## Start
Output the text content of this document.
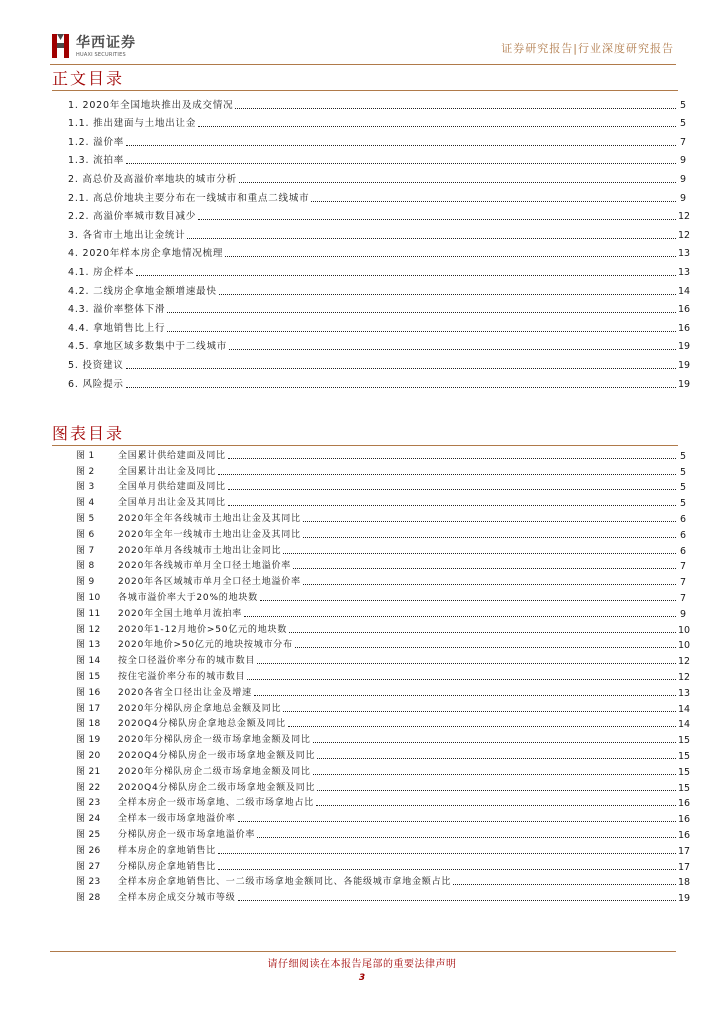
华西证券
HUAXI SECURITIES	证券研究报告|行业深度研究报告
正文目录
1. 2020年全国地块推出及成交情况	5
1.1. 推出建面与土地出让金	5
1.2. 溢价率	7
1.3. 流拍率	9
2. 高总价及高溢价率地块的城市分析	9
2.1. 高总价地块主要分布在一线城市和重点二线城市	9
2.2. 高溢价率城市数目减少	12
3. 各省市土地出让金统计	12
4. 2020年样本房企拿地情况梳理	13
4.1. 房企样本	13
4.2. 二线房企拿地金额增速最快	14
4.3. 溢价率整体下滑	16
4.4. 拿地销售比上行	16
4.5. 拿地区域多数集中于二线城市	19
5. 投资建议	19
6. 风险提示	19
图表目录
图 1	全国累计供给建面及同比	5
图 2	全国累计出让金及同比	5
图 3	全国单月供给建面及同比	5
图 4	全国单月出让金及其同比	5
图 5	2020年全年各线城市土地出让金及其同比	6
图 6	2020年全年一线城市土地出让金及其同比	6
图 7	2020年单月各线城市土地出让金同比	6
图 8	2020年各线城市单月全口径土地溢价率	7
图 9	2020年各区域城市单月全口径土地溢价率	7
图 10	各城市溢价率大于20%的地块数	7
图 11	2020年全国土地单月流拍率	9
图 12	2020年1-12月地价>50亿元的地块数	10
图 13	2020年地价>50亿元的地块按城市分布	10
图 14	按全口径溢价率分布的城市数目	12
图 15	按住宅溢价率分布的城市数目	12
图 16	2020各省全口径出让金及增速	13
图 17	2020年分梯队房企拿地总金额及同比	14
图 18	2020Q4分梯队房企拿地总金额及同比	14
图 19	2020年分梯队房企一级市场拿地金额及同比	15
图 20	2020Q4分梯队房企一级市场拿地金额及同比	15
图 21	2020年分梯队房企二级市场拿地金额及同比	15
图 22	2020Q4分梯队房企二级市场拿地金额及同比	15
图 23	全样本房企一级市场拿地、二级市场拿地占比	16
图 24	全样本一级市场拿地溢价率	16
图 25	分梯队房企一级市场拿地溢价率	16
图 26	样本房企的拿地销售比	17
图 27	分梯队房企拿地销售比	17
图 23	全样本房企拿地销售比、一二级市场拿地金额同比、各能级城市拿地金额占比	18
图 28	全样本房企成交分城市等级	19
请仔细阅读在本报告尾部的重要法律声明
3
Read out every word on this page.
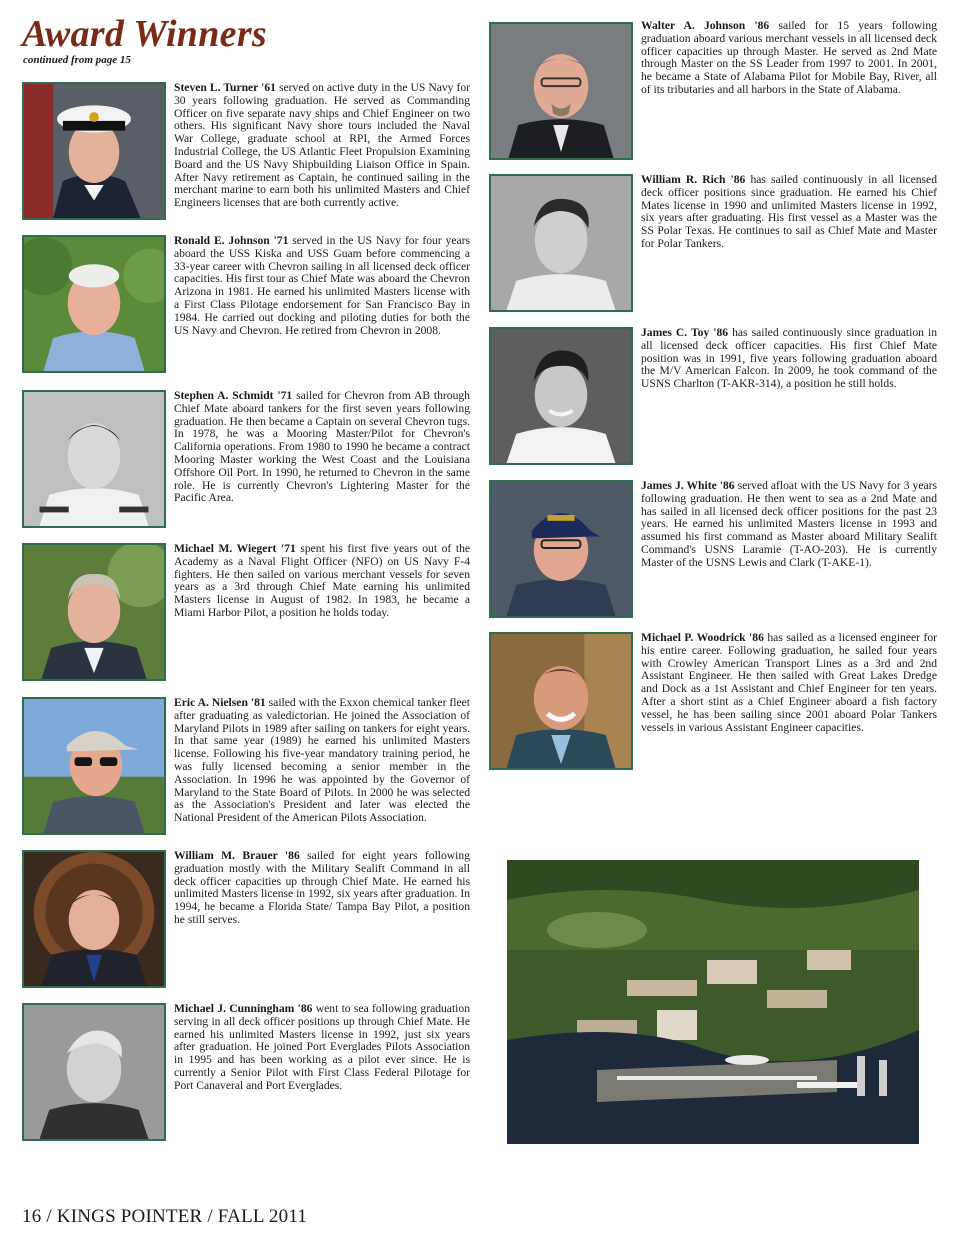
Award Winners
continued from page 15

Steven L. Turner '61 served on active duty in the US Navy for 30 years following graduation. He served as Commanding Officer on five separate navy ships and Chief Engineer on two others. His significant Navy shore tours included the Naval War College, graduate school at RPI, the Armed Forces Industrial College, the US Atlantic Fleet Propulsion Examining Board and the US Navy Shipbuilding Liaison Office in Spain. After Navy retirement as Captain, he continued sailing in the merchant marine to earn both his unlimited Masters and Chief Engineers licenses that are both currently active.

Ronald E. Johnson '71 served in the US Navy for four years aboard the USS Kiska and USS Guam before commencing a 33-year career with Chevron sailing in all licensed deck officer capacities. His first tour as Chief Mate was aboard the Chevron Arizona in 1981. He earned his unlimited Masters license with a First Class Pilotage endorsement for San Francisco Bay in 1984. He carried out docking and piloting duties for both the US Navy and Chevron. He retired from Chevron in 2008.

Stephen A. Schmidt '71 sailed for Chevron from AB through Chief Mate aboard tankers for the first seven years following graduation. He then became a Captain on several Chevron tugs. In 1978, he was a Mooring Master/Pilot for Chevron's California operations. From 1980 to 1990 he became a contract Mooring Master working the West Coast and the Louisiana Offshore Oil Port. In 1990, he returned to Chevron in the same role. He is currently Chevron's Lightering Master for the Pacific Area.

Michael M. Wiegert '71 spent his first five years out of the Academy as a Naval Flight Officer (NFO) on US Navy F-4 fighters. He then sailed on various merchant vessels for seven years as a 3rd through Chief Mate earning his unlimited Masters license in August of 1982. In 1983, he became a Miami Harbor Pilot, a position he holds today.

Eric A. Nielsen '81 sailed with the Exxon chemical tanker fleet after graduating as valedictorian. He joined the Association of Maryland Pilots in 1989 after sailing on tankers for eight years. In that same year (1989) he earned his unlimited Masters license. Following his five-year mandatory training period, he was fully licensed becoming a senior member in the Association. In 1996 he was appointed by the Governor of Maryland to the State Board of Pilots. In 2000 he was selected as the Association's President and later was elected the National President of the American Pilots Association.

William M. Brauer '86 sailed for eight years following graduation mostly with the Military Sealift Command in all deck officer capacities up through Chief Mate. He earned his unlimited Masters license in 1992, six years after graduation. In 1994, he became a Florida State/ Tampa Bay Pilot, a position he still serves.

Michael J. Cunningham '86 went to sea following graduation serving in all deck officer positions up through Chief Mate. He earned his unlimited Masters license in 1992, just six years after graduation. He joined Port Everglades Pilots Association in 1995 and has been working as a pilot ever since. He is currently a Senior Pilot with First Class Federal Pilotage for Port Canaveral and Port Everglades.

Walter A. Johnson '86 sailed for 15 years following graduation aboard various merchant vessels in all licensed deck officer capacities up through Master. He served as 2nd Mate through Master on the SS Leader from 1997 to 2001. In 2001, he became a State of Alabama Pilot for Mobile Bay, River, all of its tributaries and all harbors in the State of Alabama.

William R. Rich '86 has sailed continuously in all licensed deck officer positions since graduation. He earned his Chief Mates license in 1990 and unlimited Masters license in 1992, six years after graduating. His first vessel as a Master was the SS Polar Texas. He continues to sail as Chief Mate and Master for Polar Tankers.

James C. Toy '86 has sailed continuously since graduation in all licensed deck officer capacities. His first Chief Mate position was in 1991, five years following graduation aboard the M/V American Falcon. In 2009, he took command of the USNS Charlton (T-AKR-314), a position he still holds.

James J. White '86 served afloat with the US Navy for 3 years following graduation. He then went to sea as a 2nd Mate and has sailed in all licensed deck officer positions for the past 23 years. He earned his unlimited Masters license in 1993 and assumed his first command as Master aboard Military Sealift Command's USNS Laramie (T-AO-203). He is currently Master of the USNS Lewis and Clark (T-AKE-1).

Michael P. Woodrick '86 has sailed as a licensed engineer for his entire career. Following graduation, he sailed four years with Crowley American Transport Lines as a 3rd and 2nd Assistant Engineer. He then sailed with Great Lakes Dredge and Dock as a 1st Assistant and Chief Engineer for ten years. After a short stint as a Chief Engineer aboard a fish factory vessel, he has been sailing since 2001 aboard Polar Tankers vessels in various Assistant Engineer capacities.

16 / KINGS POINTER / FALL 2011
## End
## DIRECTIVE:
Without including any pictures, output all the entries above exactly.

## TASK ANSWER:
Output the text content of this document.
华西证券
HUAXI SECURITIES	证券研究报告|行业深度研究报告
正文目录
1. 2020年全国地块推出及成交情况	5
1.1. 推出建面与土地出让金	5
1.2. 溢价率	7
1.3. 流拍率	9
2. 高总价及高溢价率地块的城市分析	9
2.1. 高总价地块主要分布在一线城市和重点二线城市	9
2.2. 高溢价率城市数目减少	12
3. 各省市土地出让金统计	12
4. 2020年样本房企拿地情况梳理	13
4.1. 房企样本	13
4.2. 二线房企拿地金额增速最快	14
4.3. 溢价率整体下滑	16
4.4. 拿地销售比上行	16
4.5. 拿地区域多数集中于二线城市	19
5. 投资建议	19
6. 风险提示	19
图表目录
图 1	全国累计供给建面及同比	5
图 2	全国累计出让金及同比	5
图 3	全国单月供给建面及同比	5
图 4	全国单月出让金及其同比	5
图 5	2020年全年各线城市土地出让金及其同比	6
图 6	2020年全年一线城市土地出让金及其同比	6
图 7	2020年单月各线城市土地出让金同比	6
图 8	2020年各线城市单月全口径土地溢价率	7
图 9	2020年各区域城市单月全口径土地溢价率	7
图 10	各城市溢价率大于20%的地块数	7
图 11	2020年全国土地单月流拍率	9
图 12	2020年1-12月地价>50亿元的地块数	10
图 13	2020年地价>50亿元的地块按城市分布	10
图 14	按全口径溢价率分布的城市数目	12
图 15	按住宅溢价率分布的城市数目	12
图 16	2020各省全口径出让金及增速	13
图 17	2020年分梯队房企拿地总金额及同比	14
图 18	2020Q4分梯队房企拿地总金额及同比	14
图 19	2020年分梯队房企一级市场拿地金额及同比	15
图 20	2020Q4分梯队房企一级市场拿地金额及同比	15
图 21	2020年分梯队房企二级市场拿地金额及同比	15
图 22	2020Q4分梯队房企二级市场拿地金额及同比	15
图 23	全样本房企一级市场拿地、二级市场拿地占比	16
图 24	全样本一级市场拿地溢价率	16
图 25	分梯队房企一级市场拿地溢价率	16
图 26	样本房企的拿地销售比	17
图 27	分梯队房企拿地销售比	17
图 23	全样本房企拿地销售比、一二级市场拿地金额同比、各能级城市拿地金额占比	18
图 28	全样本房企成交分城市等级	19
请仔细阅读在本报告尾部的重要法律声明
3
Read out every word on this page.
Award Winners
continued from page 15

Steven L. Turner '61 served on active duty in the US Navy for 30 years following graduation. He served as Commanding Officer on five separate navy ships and Chief Engineer on two others. His significant Navy shore tours included the Naval War College, graduate school at RPI, the Armed Forces Industrial College, the US Atlantic Fleet Propulsion Examining Board and the US Navy Shipbuilding Liaison Office in Spain. After Navy retirement as Captain, he continued sailing in the merchant marine to earn both his unlimited Masters and Chief Engineers licenses that are both currently active.

Ronald E. Johnson '71 served in the US Navy for four years aboard the USS Kiska and USS Guam before commencing a 33-year career with Chevron sailing in all licensed deck officer capacities. His first tour as Chief Mate was aboard the Chevron Arizona in 1981. He earned his unlimited Masters license with a First Class Pilotage endorsement for San Francisco Bay in 1984. He carried out docking and piloting duties for both the US Navy and Chevron. He retired from Chevron in 2008.

Stephen A. Schmidt '71 sailed for Chevron from AB through Chief Mate aboard tankers for the first seven years following graduation. He then became a Captain on several Chevron tugs. In 1978, he was a Mooring Master/Pilot for Chevron's California operations. From 1980 to 1990 he became a contract Mooring Master working the West Coast and the Louisiana Offshore Oil Port. In 1990, he returned to Chevron in the same role. He is currently Chevron's Lightering Master for the Pacific Area.

Michael M. Wiegert '71 spent his first five years out of the Academy as a Naval Flight Officer (NFO) on US Navy F-4 fighters. He then sailed on various merchant vessels for seven years as a 3rd through Chief Mate earning his unlimited Masters license in August of 1982. In 1983, he became a Miami Harbor Pilot, a position he holds today.

Eric A. Nielsen '81 sailed with the Exxon chemical tanker fleet after graduating as valedictorian. He joined the Association of Maryland Pilots in 1989 after sailing on tankers for eight years. In that same year (1989) he earned his unlimited Masters license. Following his five-year mandatory training period, he was fully licensed becoming a senior member in the Association. In 1996 he was appointed by the Governor of Maryland to the State Board of Pilots. In 2000 he was selected as the Association's President and later was elected the National President of the American Pilots Association.

William M. Brauer '86 sailed for eight years following graduation mostly with the Military Sealift Command in all deck officer capacities up through Chief Mate. He earned his unlimited Masters license in 1992, six years after graduation. In 1994, he became a Florida State/ Tampa Bay Pilot, a position he still serves.

Michael J. Cunningham '86 went to sea following graduation serving in all deck officer positions up through Chief Mate. He earned his unlimited Masters license in 1992, just six years after graduation. He joined Port Everglades Pilots Association in 1995 and has been working as a pilot ever since. He is currently a Senior Pilot with First Class Federal Pilotage for Port Canaveral and Port Everglades.

Walter A. Johnson '86 sailed for 15 years following graduation aboard various merchant vessels in all licensed deck officer capacities up through Master. He served as 2nd Mate through Master on the SS Leader from 1997 to 2001. In 2001, he became a State of Alabama Pilot for Mobile Bay, River, all of its tributaries and all harbors in the State of Alabama.

William R. Rich '86 has sailed continuously in all licensed deck officer positions since graduation. He earned his Chief Mates license in 1990 and unlimited Masters license in 1992, six years after graduating. His first vessel as a Master was the SS Polar Texas. He continues to sail as Chief Mate and Master for Polar Tankers.

James C. Toy '86 has sailed continuously since graduation in all licensed deck officer capacities. His first Chief Mate position was in 1991, five years following graduation aboard the M/V American Falcon. In 2009, he took command of the USNS Charlton (T-AKR-314), a position he still holds.

James J. White '86 served afloat with the US Navy for 3 years following graduation. He then went to sea as a 2nd Mate and has sailed in all licensed deck officer positions for the past 23 years. He earned his unlimited Masters license in 1993 and assumed his first command as Master aboard Military Sealift Command's USNS Laramie (T-AO-203). He is currently Master of the USNS Lewis and Clark (T-AKE-1).

Michael P. Woodrick '86 has sailed as a licensed engineer for his entire career. Following graduation, he sailed four years with Crowley American Transport Lines as a 3rd and 2nd Assistant Engineer. He then sailed with Great Lakes Dredge and Dock as a 1st Assistant and Chief Engineer for ten years. After a short stint as a Chief Engineer aboard a fish factory vessel, he has been sailing since 2001 aboard Polar Tankers vessels in various Assistant Engineer capacities.

16 / KINGS POINTER / FALL 2011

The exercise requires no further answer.